Source data:
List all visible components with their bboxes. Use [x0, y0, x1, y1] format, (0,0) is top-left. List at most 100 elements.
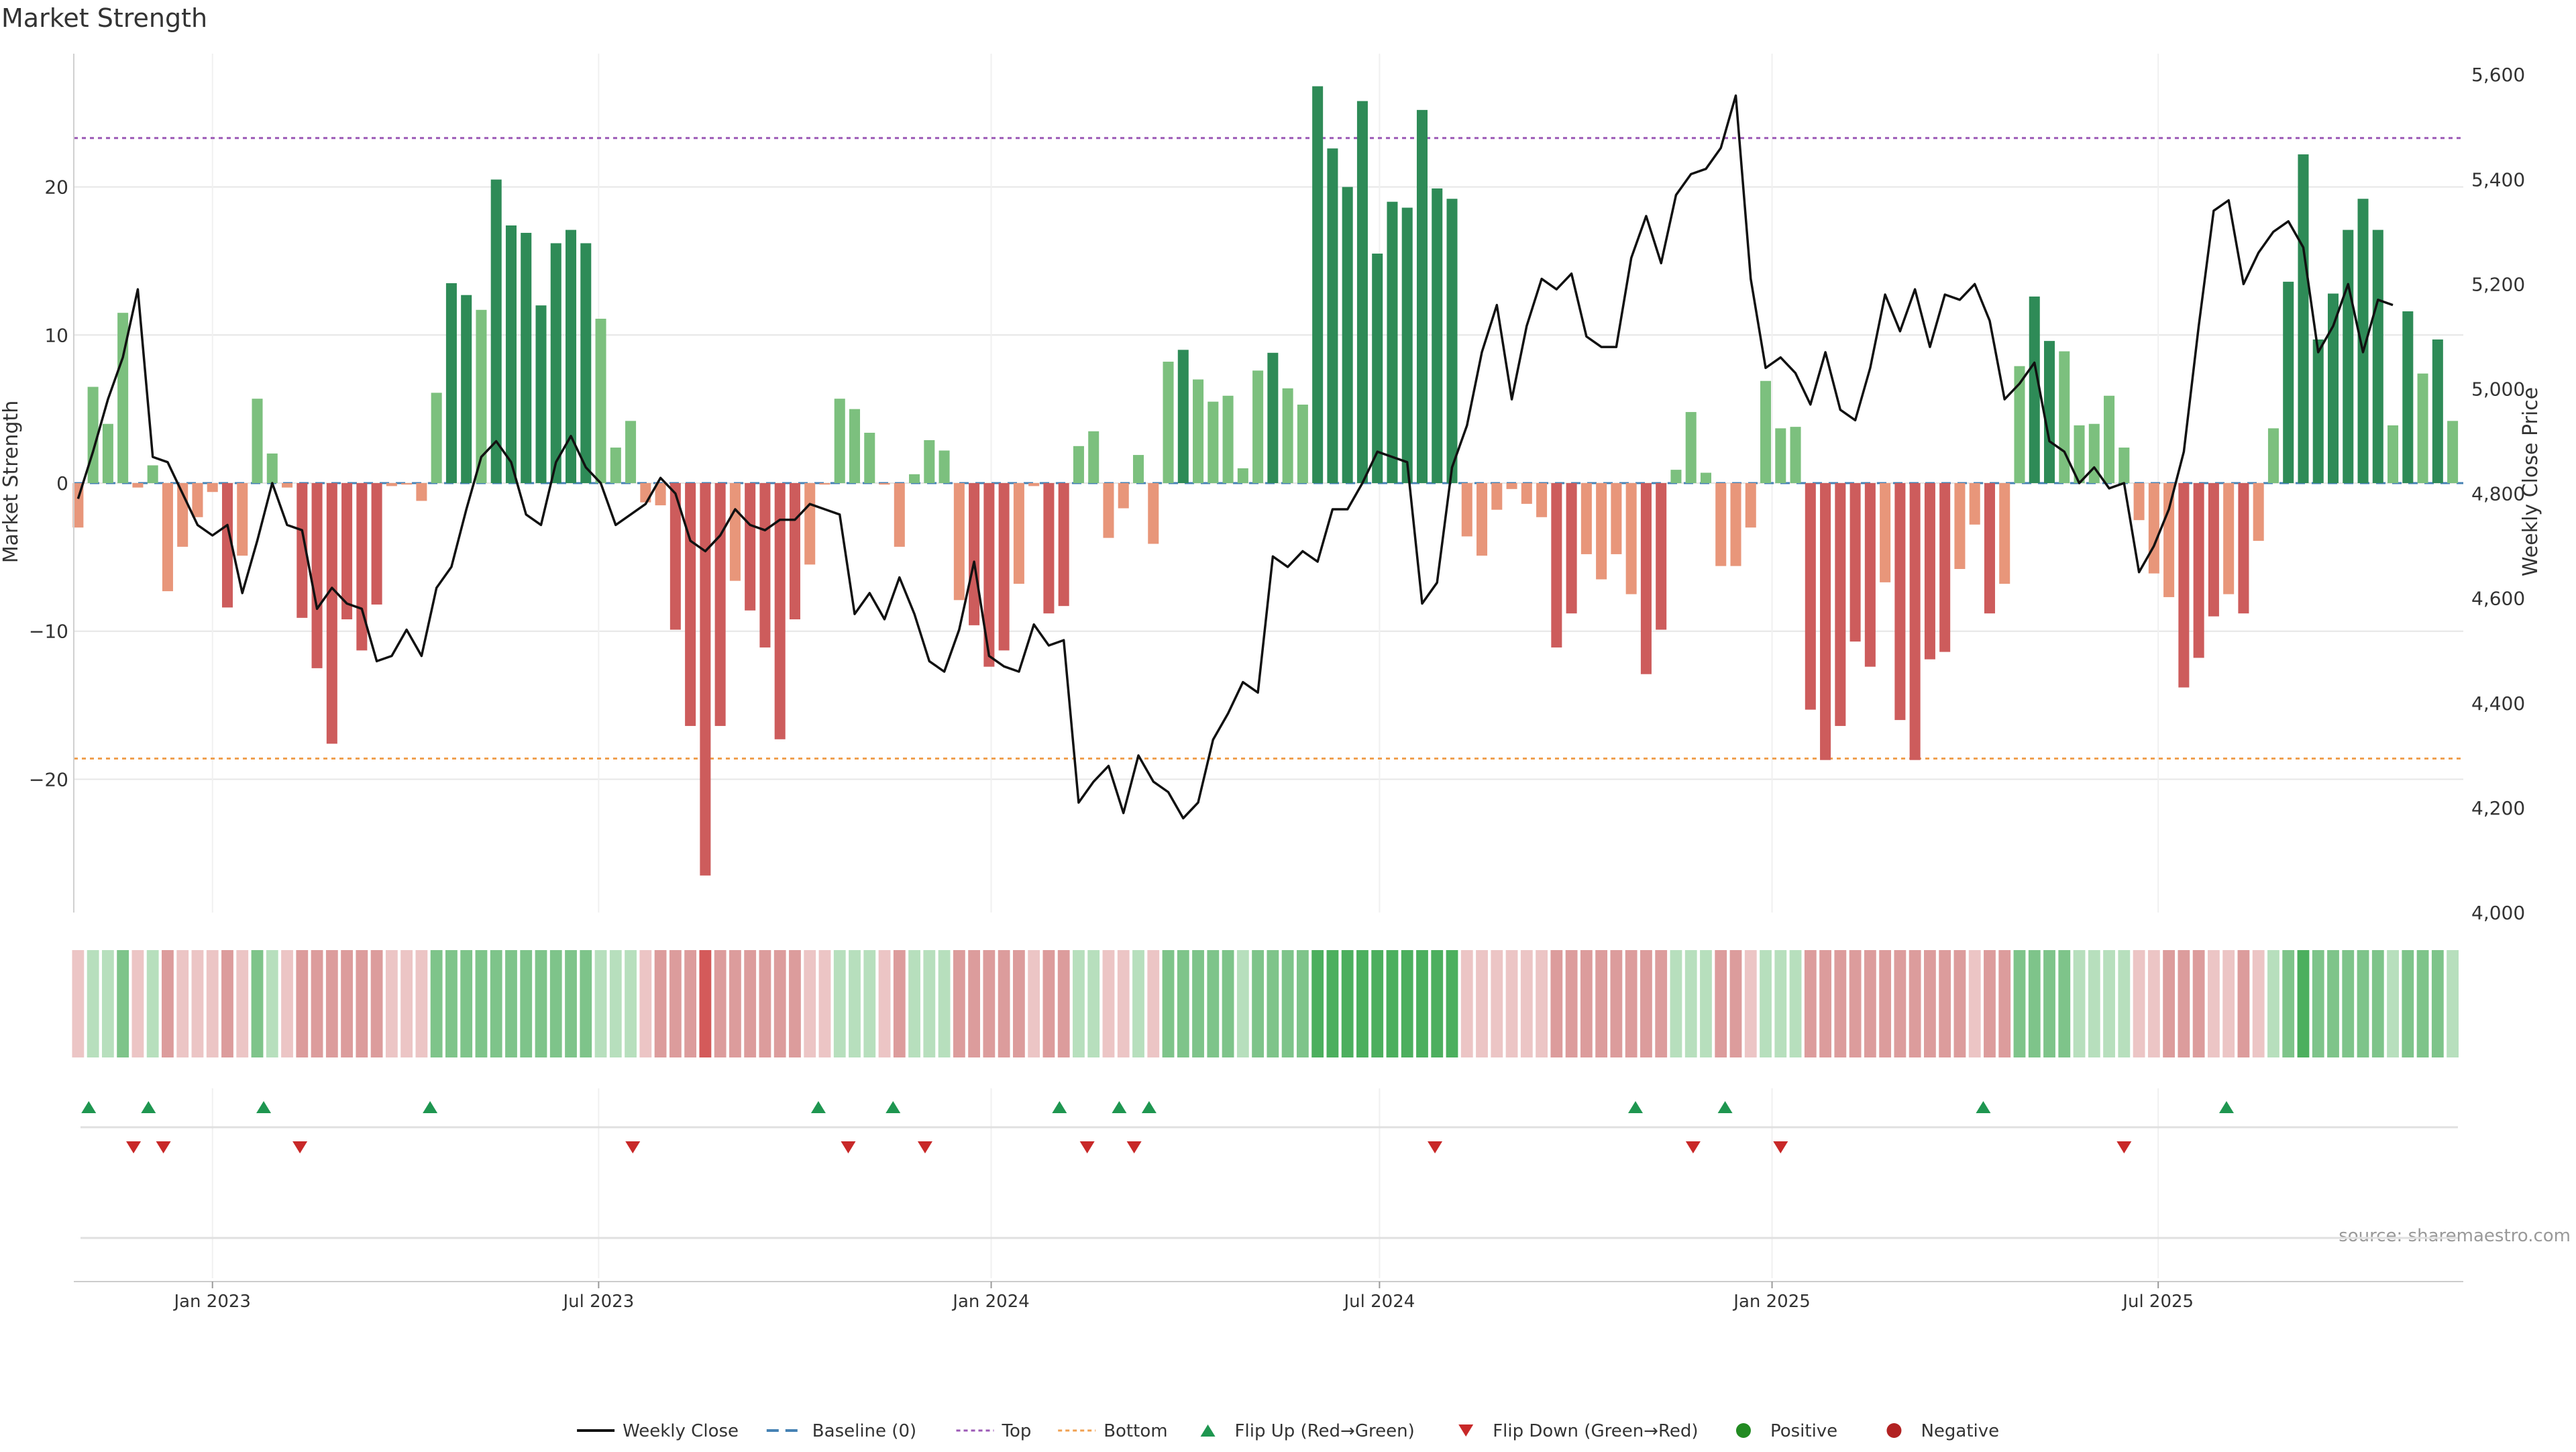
strength-strip-cell: [609, 950, 622, 1057]
strength-bar: [1282, 388, 1293, 483]
strength-bar: [610, 448, 621, 483]
strength-bar: [2014, 366, 2025, 483]
strength-bar: [2223, 483, 2235, 594]
strength-bar: [729, 483, 741, 581]
strength-strip-cell: [2118, 950, 2131, 1057]
strength-bar: [1506, 483, 1517, 489]
strength-bar: [1909, 483, 1921, 760]
strength-strip-cell: [1073, 950, 1085, 1057]
strength-bar: [1880, 483, 1891, 582]
strength-strip-cell: [594, 950, 607, 1057]
strength-bar: [521, 233, 532, 483]
left-tick-label: −20: [29, 768, 68, 790]
strength-bar: [282, 483, 293, 488]
strength-strip-cell: [2252, 950, 2265, 1057]
strength-strip-cell: [1939, 950, 1951, 1057]
strength-strip-cell: [2088, 950, 2100, 1057]
legend-item-negative: Negative: [1886, 1421, 1999, 1441]
flip-up-marker: [885, 1101, 901, 1113]
strength-bar: [431, 393, 442, 483]
flip-up-marker: [1141, 1101, 1157, 1113]
strength-bar: [416, 483, 427, 501]
strength-strip-cell: [2043, 950, 2055, 1057]
strength-strip-cell: [1834, 950, 1847, 1057]
right-tick-label: 4,800: [2471, 483, 2525, 505]
right-tick-label: 5,000: [2471, 378, 2525, 401]
strength-strip-cell: [266, 950, 278, 1057]
strength-strip-cell: [804, 950, 816, 1057]
legend-item-top: Top: [956, 1421, 1031, 1441]
flip-up-marker: [81, 1101, 97, 1113]
strength-strip-cell: [490, 950, 502, 1057]
flip-up-marker: [423, 1101, 438, 1113]
strength-strip-cell: [580, 950, 592, 1057]
strength-strip-cell: [1565, 950, 1578, 1057]
strength-strip-cell: [2282, 950, 2295, 1057]
strength-bar: [2238, 483, 2249, 614]
flip-down-marker: [1079, 1141, 1095, 1153]
strength-bar: [2059, 351, 2070, 483]
strength-strip-cell: [833, 950, 846, 1057]
strength-strip-cell: [2147, 950, 2160, 1057]
strength-strip-cell: [2207, 950, 2220, 1057]
x-tick-label: Jan 2025: [1732, 1292, 1811, 1312]
strength-strip-cell: [938, 950, 951, 1057]
strength-strip-cell: [2431, 950, 2444, 1057]
strength-strip-cell: [654, 950, 667, 1057]
right-tick-label: 5,600: [2471, 64, 2525, 86]
strength-bar: [147, 465, 158, 483]
strength-strip-cell: [1760, 950, 1772, 1057]
strength-bar: [998, 483, 1010, 651]
flip-down-marker: [625, 1141, 641, 1153]
strength-bar: [804, 483, 816, 565]
legend-label: Negative: [1921, 1421, 1999, 1441]
strength-bar: [2193, 483, 2204, 658]
strength-strip-cell: [549, 950, 562, 1057]
strength-bar: [207, 483, 218, 492]
strength-strip-cell: [1012, 950, 1025, 1057]
legend-item-bottom: Bottom: [1058, 1421, 1168, 1441]
strength-strip-cell: [1729, 950, 1742, 1057]
strength-bar: [461, 295, 472, 483]
strength-strip-cell: [639, 950, 652, 1057]
strength-strip-cell: [2357, 950, 2369, 1057]
strength-bar: [1849, 483, 1861, 642]
strength-bar: [1745, 483, 1756, 528]
strength-strip-cell: [923, 950, 936, 1057]
strength-strip-cell: [1536, 950, 1548, 1057]
strength-strip-cell: [983, 950, 996, 1057]
legend-label: Positive: [1770, 1421, 1837, 1441]
strength-bar: [1103, 483, 1114, 538]
strength-strip-cell: [1715, 950, 1727, 1057]
strength-bar: [1580, 483, 1592, 554]
strength-bar: [1372, 253, 1383, 483]
strength-strip-cell: [2342, 950, 2355, 1057]
strength-bar: [1193, 379, 1204, 483]
strength-bar: [953, 483, 965, 601]
strength-bar: [1073, 446, 1084, 483]
strength-strip-cell: [2371, 950, 2384, 1057]
strength-bar: [1835, 483, 1846, 726]
strength-bar: [252, 399, 263, 483]
strength-bar: [1611, 483, 1622, 554]
strength-bar: [655, 483, 666, 506]
strength-bar: [1924, 483, 1935, 660]
strength-strip-cell: [400, 950, 413, 1057]
strength-strip-cell: [445, 950, 458, 1057]
strength-strip-cell: [415, 950, 428, 1057]
strength-bar: [2118, 448, 2130, 483]
strength-bar: [1625, 483, 1637, 594]
strength-bar: [132, 483, 144, 488]
strength-bar: [774, 483, 786, 739]
left-axis-label: Market Strength: [0, 401, 23, 563]
strength-bar: [1521, 483, 1532, 504]
strength-strip-cell: [475, 950, 488, 1057]
strength-strip-cell: [2028, 950, 2041, 1057]
strength-strip-cell: [1222, 950, 1234, 1057]
left-tick-label: 10: [44, 324, 68, 346]
strength-strip-cell: [2387, 950, 2399, 1057]
strength-strip-cell: [370, 950, 383, 1057]
strength-strip-cell: [1744, 950, 1757, 1057]
strength-strip-cell: [1028, 950, 1040, 1057]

WORK TO DO: Reproduce every line of the records above word for word, omitting the pictures.

RESULT OF THIS EXERCISE:
List all visible components with their bboxes. Use [x0, y0, x1, y1] format, (0,0) is top-left. List at most 100 elements.
strength-strip-cell: [609, 950, 622, 1057]
strength-bar: [1282, 388, 1293, 483]
strength-bar: [610, 448, 621, 483]
strength-bar: [2014, 366, 2025, 483]
strength-bar: [2223, 483, 2235, 594]
strength-bar: [729, 483, 741, 581]
strength-strip-cell: [2118, 950, 2131, 1057]
strength-bar: [1506, 483, 1517, 489]
strength-bar: [1909, 483, 1921, 760]
strength-strip-cell: [1073, 950, 1085, 1057]
strength-bar: [1880, 483, 1891, 582]
strength-strip-cell: [594, 950, 607, 1057]
strength-bar: [521, 233, 532, 483]
left-tick-label: −20: [29, 768, 68, 790]
strength-bar: [282, 483, 293, 488]
strength-strip-cell: [2252, 950, 2265, 1057]
strength-strip-cell: [1939, 950, 1951, 1057]
strength-strip-cell: [2088, 950, 2100, 1057]
legend-item-negative: Negative: [1886, 1421, 1999, 1441]
flip-up-marker: [885, 1101, 901, 1113]
strength-bar: [431, 393, 442, 483]
flip-up-marker: [1141, 1101, 1157, 1113]
strength-bar: [416, 483, 427, 501]
strength-strip-cell: [2043, 950, 2055, 1057]
strength-strip-cell: [1834, 950, 1847, 1057]
right-tick-label: 4,800: [2471, 483, 2525, 505]
right-tick-label: 5,000: [2471, 378, 2525, 401]
strength-strip-cell: [266, 950, 278, 1057]
strength-strip-cell: [804, 950, 816, 1057]
legend-item-top: Top: [956, 1421, 1031, 1441]
flip-up-marker: [81, 1101, 97, 1113]
strength-strip-cell: [490, 950, 502, 1057]
flip-up-marker: [423, 1101, 438, 1113]
strength-strip-cell: [580, 950, 592, 1057]
strength-strip-cell: [1565, 950, 1578, 1057]
strength-strip-cell: [2282, 950, 2295, 1057]
strength-bar: [2238, 483, 2249, 614]
flip-down-marker: [1079, 1141, 1095, 1153]
strength-bar: [2059, 351, 2070, 483]
strength-strip-cell: [833, 950, 846, 1057]
strength-strip-cell: [2147, 950, 2160, 1057]
strength-strip-cell: [2207, 950, 2220, 1057]
x-tick-label: Jan 2025: [1732, 1292, 1811, 1312]
strength-strip-cell: [938, 950, 951, 1057]
strength-strip-cell: [2431, 950, 2444, 1057]
strength-strip-cell: [654, 950, 667, 1057]
right-tick-label: 5,600: [2471, 64, 2525, 86]
strength-bar: [147, 465, 158, 483]
strength-strip-cell: [1760, 950, 1772, 1057]
strength-bar: [998, 483, 1010, 651]
flip-down-marker: [625, 1141, 641, 1153]
strength-bar: [804, 483, 816, 565]
legend-label: Negative: [1921, 1421, 1999, 1441]
strength-bar: [2193, 483, 2204, 658]
strength-strip-cell: [549, 950, 562, 1057]
strength-bar: [207, 483, 218, 492]
strength-strip-cell: [1012, 950, 1025, 1057]
legend-item-bottom: Bottom: [1058, 1421, 1168, 1441]
strength-strip-cell: [1729, 950, 1742, 1057]
strength-bar: [461, 295, 472, 483]
strength-strip-cell: [639, 950, 652, 1057]
strength-strip-cell: [2357, 950, 2369, 1057]
strength-bar: [1849, 483, 1861, 642]
strength-bar: [1745, 483, 1756, 528]
strength-strip-cell: [923, 950, 936, 1057]
strength-strip-cell: [1536, 950, 1548, 1057]
strength-strip-cell: [983, 950, 996, 1057]
legend-label: Positive: [1770, 1421, 1837, 1441]
strength-bar: [1103, 483, 1114, 538]
strength-strip-cell: [1715, 950, 1727, 1057]
strength-bar: [1580, 483, 1592, 554]
strength-bar: [1372, 253, 1383, 483]
strength-strip-cell: [2342, 950, 2355, 1057]
strength-bar: [1193, 379, 1204, 483]
strength-bar: [953, 483, 965, 601]
strength-bar: [1073, 446, 1084, 483]
strength-strip-cell: [2371, 950, 2384, 1057]
strength-bar: [1835, 483, 1846, 726]
strength-bar: [252, 399, 263, 483]
strength-bar: [1611, 483, 1622, 554]
strength-bar: [655, 483, 666, 506]
strength-bar: [1924, 483, 1935, 660]
strength-strip-cell: [400, 950, 413, 1057]
strength-strip-cell: [445, 950, 458, 1057]
strength-strip-cell: [415, 950, 428, 1057]
strength-bar: [2118, 448, 2130, 483]
strength-bar: [1625, 483, 1637, 594]
strength-bar: [132, 483, 144, 488]
strength-bar: [774, 483, 786, 739]
left-axis-label: Market Strength: [0, 401, 23, 563]
strength-bar: [1521, 483, 1532, 504]
strength-strip-cell: [475, 950, 488, 1057]
strength-strip-cell: [2028, 950, 2041, 1057]
strength-strip-cell: [1222, 950, 1234, 1057]
left-tick-label: 10: [44, 324, 68, 346]
strength-strip-cell: [2387, 950, 2399, 1057]
strength-strip-cell: [370, 950, 383, 1057]
strength-strip-cell: [1744, 950, 1757, 1057]
strength-strip-cell: [1028, 950, 1040, 1057]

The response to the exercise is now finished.